_Extract_
---+---
- Born: Anthony Leondis New York City, U.S.
- Education: Hellenic College
- Occupations: Animator, storyboard artist, voice actor, filmmaker
- Years active: 1997–2017
- Notable work: Lilo & Stitch 2: Stitch Has a Glitch, Igor, Kung Fu Panda: Secrets of the Masters, The Emoji Movie

= Tony Leondis =

American film director and animator

Anthony Leondis is an American former animator, storyboard artist, filmmaker, and voice actor, known for directing The Emoji Movie, Lilo & Stitch 2: Stitch Has a Glitch, and Igor.

==Career==
Tony Leondis was at CalArts for a time, and had the opportunity to enter the industry thanks to his then professor Brenda Chapman, who offered him an internship to work on one of her films, The Prince of Egypt. After about 6 months, Leondis ended up working as a story artist on that film full-time.
---+---
_What you are asked to do_
Which titles does the Tony Leondis profile list under his notable work? Rely only on the text above.

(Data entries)
---+---
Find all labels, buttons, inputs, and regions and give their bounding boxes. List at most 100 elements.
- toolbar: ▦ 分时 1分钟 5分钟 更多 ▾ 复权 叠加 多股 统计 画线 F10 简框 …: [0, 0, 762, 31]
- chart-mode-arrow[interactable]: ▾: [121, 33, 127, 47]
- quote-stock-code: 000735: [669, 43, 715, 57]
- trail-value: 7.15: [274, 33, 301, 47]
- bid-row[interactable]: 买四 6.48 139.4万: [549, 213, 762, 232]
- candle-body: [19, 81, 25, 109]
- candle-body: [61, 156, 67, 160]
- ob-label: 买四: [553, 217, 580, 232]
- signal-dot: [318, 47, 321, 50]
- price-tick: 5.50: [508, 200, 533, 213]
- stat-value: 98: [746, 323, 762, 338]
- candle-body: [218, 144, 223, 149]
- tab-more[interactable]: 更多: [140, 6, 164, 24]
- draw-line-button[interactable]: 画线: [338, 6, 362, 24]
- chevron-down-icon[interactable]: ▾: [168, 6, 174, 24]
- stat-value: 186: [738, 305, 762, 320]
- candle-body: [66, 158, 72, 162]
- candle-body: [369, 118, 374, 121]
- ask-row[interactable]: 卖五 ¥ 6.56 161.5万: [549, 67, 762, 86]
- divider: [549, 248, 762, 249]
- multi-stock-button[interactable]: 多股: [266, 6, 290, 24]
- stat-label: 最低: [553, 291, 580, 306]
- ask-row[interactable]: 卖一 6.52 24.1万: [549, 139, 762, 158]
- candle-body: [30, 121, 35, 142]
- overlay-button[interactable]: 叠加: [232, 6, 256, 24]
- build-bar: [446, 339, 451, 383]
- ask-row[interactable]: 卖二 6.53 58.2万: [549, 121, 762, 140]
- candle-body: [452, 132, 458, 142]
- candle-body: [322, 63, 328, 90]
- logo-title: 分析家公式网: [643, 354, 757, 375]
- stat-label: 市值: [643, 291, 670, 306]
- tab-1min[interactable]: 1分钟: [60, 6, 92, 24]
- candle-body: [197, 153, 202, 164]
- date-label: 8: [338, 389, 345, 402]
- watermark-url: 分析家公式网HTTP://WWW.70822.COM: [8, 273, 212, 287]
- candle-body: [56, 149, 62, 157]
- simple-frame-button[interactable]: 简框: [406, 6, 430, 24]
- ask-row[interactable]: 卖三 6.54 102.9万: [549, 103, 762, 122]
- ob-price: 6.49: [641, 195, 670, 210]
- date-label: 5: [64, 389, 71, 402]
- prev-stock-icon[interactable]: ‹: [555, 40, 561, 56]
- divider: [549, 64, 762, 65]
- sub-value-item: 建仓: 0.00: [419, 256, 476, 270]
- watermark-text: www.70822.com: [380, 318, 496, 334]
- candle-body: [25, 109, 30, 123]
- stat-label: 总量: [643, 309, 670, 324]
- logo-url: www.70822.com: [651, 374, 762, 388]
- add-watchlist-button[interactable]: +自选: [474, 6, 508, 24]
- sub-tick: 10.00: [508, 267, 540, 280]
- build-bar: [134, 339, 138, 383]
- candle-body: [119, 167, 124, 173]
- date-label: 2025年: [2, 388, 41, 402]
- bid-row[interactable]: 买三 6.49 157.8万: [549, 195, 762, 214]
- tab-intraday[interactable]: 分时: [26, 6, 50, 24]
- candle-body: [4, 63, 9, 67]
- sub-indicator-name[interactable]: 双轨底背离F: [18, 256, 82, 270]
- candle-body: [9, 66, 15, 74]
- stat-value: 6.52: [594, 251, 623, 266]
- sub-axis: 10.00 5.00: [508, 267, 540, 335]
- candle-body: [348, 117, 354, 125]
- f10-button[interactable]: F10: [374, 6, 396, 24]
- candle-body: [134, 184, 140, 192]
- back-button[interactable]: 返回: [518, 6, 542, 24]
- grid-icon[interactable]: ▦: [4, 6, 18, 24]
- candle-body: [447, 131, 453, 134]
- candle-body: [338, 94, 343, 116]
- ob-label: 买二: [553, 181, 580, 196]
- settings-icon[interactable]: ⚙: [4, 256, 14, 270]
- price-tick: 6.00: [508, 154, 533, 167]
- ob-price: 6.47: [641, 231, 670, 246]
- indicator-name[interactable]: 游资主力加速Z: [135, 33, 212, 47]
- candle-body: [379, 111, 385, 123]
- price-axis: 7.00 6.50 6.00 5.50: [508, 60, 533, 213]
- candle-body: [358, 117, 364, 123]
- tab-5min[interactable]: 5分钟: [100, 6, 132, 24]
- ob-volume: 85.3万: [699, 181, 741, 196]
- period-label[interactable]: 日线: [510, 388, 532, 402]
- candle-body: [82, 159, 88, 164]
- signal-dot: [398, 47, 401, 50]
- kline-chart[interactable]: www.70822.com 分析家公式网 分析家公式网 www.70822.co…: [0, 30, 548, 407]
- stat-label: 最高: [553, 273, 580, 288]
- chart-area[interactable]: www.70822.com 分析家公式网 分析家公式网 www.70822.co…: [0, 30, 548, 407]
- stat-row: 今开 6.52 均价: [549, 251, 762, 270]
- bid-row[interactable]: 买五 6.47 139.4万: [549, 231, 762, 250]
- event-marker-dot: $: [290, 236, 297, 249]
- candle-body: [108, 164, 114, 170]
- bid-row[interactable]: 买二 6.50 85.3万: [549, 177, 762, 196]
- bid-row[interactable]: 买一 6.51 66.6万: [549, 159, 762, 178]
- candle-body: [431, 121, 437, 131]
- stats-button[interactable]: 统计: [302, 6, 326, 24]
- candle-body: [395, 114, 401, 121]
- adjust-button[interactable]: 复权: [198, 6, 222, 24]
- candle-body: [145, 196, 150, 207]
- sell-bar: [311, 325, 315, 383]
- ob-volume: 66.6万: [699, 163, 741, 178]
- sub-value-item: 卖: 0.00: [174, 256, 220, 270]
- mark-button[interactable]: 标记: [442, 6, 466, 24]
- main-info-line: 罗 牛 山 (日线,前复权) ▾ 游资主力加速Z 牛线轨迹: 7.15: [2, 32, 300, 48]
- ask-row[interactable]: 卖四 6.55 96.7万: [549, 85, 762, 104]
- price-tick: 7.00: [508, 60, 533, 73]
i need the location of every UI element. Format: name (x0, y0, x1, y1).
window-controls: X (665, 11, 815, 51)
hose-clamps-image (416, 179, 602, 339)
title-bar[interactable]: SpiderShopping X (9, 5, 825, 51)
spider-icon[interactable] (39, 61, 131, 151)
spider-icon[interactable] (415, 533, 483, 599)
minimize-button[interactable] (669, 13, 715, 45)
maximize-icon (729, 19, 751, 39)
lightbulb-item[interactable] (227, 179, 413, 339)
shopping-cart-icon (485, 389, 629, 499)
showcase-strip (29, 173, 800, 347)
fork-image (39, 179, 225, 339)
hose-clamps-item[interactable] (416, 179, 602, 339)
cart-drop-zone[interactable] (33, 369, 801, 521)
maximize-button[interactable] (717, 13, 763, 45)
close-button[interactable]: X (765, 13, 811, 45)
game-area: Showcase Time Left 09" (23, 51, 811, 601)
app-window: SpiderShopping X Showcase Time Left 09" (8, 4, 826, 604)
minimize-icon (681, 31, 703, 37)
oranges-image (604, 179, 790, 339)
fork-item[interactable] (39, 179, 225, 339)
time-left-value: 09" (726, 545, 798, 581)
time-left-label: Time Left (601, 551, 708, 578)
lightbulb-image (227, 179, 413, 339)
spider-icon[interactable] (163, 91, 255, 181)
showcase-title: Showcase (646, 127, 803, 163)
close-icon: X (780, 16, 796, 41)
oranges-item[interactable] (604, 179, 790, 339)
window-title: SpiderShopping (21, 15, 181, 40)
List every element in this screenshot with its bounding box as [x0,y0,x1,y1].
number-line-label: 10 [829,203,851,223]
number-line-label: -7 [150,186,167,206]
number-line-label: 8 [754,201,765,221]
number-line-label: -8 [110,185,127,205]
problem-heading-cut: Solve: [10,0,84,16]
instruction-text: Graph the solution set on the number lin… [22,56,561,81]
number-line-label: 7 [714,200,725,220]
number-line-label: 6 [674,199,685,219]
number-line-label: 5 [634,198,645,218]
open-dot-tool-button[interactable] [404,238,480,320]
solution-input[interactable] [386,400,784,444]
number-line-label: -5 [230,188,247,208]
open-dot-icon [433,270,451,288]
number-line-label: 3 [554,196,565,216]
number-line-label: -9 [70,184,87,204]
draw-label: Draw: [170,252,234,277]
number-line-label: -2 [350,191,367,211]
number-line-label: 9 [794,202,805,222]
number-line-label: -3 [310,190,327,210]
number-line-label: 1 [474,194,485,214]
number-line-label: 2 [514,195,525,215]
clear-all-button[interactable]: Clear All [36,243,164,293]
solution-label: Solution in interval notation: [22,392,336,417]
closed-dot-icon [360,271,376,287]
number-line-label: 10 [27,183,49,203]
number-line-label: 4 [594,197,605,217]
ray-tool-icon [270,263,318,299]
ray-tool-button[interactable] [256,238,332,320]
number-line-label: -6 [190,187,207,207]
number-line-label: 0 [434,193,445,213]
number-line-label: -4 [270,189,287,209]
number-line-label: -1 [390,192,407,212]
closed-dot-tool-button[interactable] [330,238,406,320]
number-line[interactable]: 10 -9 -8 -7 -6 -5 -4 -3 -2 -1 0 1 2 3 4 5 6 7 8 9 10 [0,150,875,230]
---+---
_Task solution_
- Lilo & Stitch 2: Stitch Has a Glitch
- Igor
- Kung Fu Panda: Secrets of the Masters
- The Emoji Movie